-- The input start --

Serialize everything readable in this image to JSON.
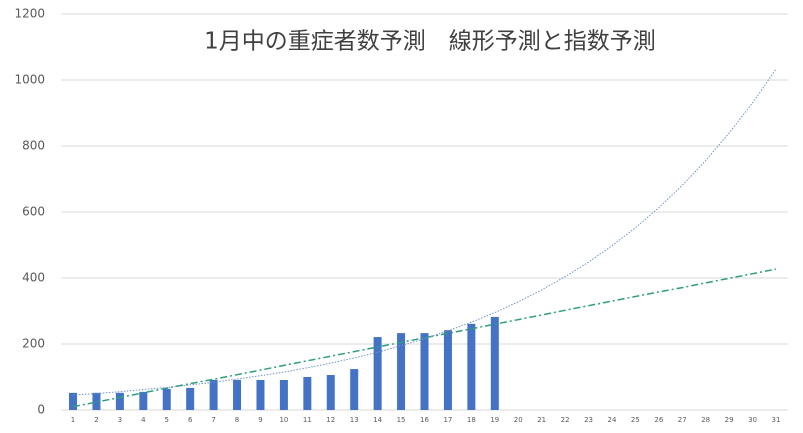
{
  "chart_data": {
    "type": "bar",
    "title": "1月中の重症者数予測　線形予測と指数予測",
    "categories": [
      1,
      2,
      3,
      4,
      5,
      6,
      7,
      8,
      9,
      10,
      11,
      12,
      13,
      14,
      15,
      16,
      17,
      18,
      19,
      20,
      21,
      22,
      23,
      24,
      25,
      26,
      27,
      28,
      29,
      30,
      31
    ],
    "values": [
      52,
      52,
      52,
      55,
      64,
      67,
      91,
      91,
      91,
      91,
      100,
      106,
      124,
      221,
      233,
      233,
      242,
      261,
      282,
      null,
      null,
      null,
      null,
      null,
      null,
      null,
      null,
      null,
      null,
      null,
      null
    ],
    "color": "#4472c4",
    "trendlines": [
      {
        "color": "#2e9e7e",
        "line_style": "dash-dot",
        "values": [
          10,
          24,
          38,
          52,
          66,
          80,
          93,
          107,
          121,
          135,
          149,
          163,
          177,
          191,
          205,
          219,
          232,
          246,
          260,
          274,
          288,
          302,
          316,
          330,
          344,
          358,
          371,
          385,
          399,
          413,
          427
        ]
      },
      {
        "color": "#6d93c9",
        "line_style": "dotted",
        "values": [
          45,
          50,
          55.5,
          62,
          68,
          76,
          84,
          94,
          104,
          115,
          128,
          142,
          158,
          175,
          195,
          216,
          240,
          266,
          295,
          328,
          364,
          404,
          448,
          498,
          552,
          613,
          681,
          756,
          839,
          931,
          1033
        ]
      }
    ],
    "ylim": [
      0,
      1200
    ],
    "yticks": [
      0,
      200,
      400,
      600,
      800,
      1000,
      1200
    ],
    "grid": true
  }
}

-- The input end --

Copy every line in the entries above that has the string "color" in it.

    "color": "#4472c4",
        "color": "#2e9e7e",
        "color": "#6d93c9",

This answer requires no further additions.